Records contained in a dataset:
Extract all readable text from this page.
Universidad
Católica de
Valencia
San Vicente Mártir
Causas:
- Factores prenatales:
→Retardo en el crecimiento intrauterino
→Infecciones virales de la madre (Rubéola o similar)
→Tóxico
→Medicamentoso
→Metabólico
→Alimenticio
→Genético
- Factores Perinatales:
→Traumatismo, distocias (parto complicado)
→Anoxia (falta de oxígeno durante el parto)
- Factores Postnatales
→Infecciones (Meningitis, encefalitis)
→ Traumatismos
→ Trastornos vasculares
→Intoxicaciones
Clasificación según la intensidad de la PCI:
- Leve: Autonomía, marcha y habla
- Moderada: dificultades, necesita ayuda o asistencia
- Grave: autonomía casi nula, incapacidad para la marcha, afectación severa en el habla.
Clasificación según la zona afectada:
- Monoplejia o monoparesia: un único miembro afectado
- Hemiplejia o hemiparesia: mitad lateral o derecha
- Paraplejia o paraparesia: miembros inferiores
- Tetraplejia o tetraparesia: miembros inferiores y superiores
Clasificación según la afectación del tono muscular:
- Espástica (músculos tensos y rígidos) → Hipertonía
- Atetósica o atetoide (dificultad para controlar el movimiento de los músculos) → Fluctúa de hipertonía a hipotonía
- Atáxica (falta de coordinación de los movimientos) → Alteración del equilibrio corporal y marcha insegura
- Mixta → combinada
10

Task brief: The answer must be an exact reproduction of all the records.

Problem solution:
Extract all readable text from this page.
Universidad
Católica de
Valencia
San Vicente Mártir
Causas:
- Factores prenatales:
→Retardo en el crecimiento intrauterino
→Infecciones virales de la madre (Rubéola o similar)
→Tóxico
→Medicamentoso
→Metabólico
→Alimenticio
→Genético
- Factores Perinatales:
→Traumatismo, distocias (parto complicado)
→Anoxia (falta de oxígeno durante el parto)
- Factores Postnatales
→Infecciones (Meningitis, encefalitis)
→ Traumatismos
→ Trastornos vasculares
→Intoxicaciones
Clasificación según la intensidad de la PCI:
- Leve: Autonomía, marcha y habla
- Moderada: dificultades, necesita ayuda o asistencia
- Grave: autonomía casi nula, incapacidad para la marcha, afectación severa en el habla.
Clasificación según la zona afectada:
- Monoplejia o monoparesia: un único miembro afectado
- Hemiplejia o hemiparesia: mitad lateral o derecha
- Paraplejia o paraparesia: miembros inferiores
- Tetraplejia o tetraparesia: miembros inferiores y superiores
Clasificación según la afectación del tono muscular:
- Espástica (músculos tensos y rígidos) → Hipertonía
- Atetósica o atetoide (dificultad para controlar el movimiento de los músculos) → Fluctúa de hipertonía a hipotonía
- Atáxica (falta de coordinación de los movimientos) → Alteración del equilibrio corporal y marcha insegura
- Mixta → combinada
10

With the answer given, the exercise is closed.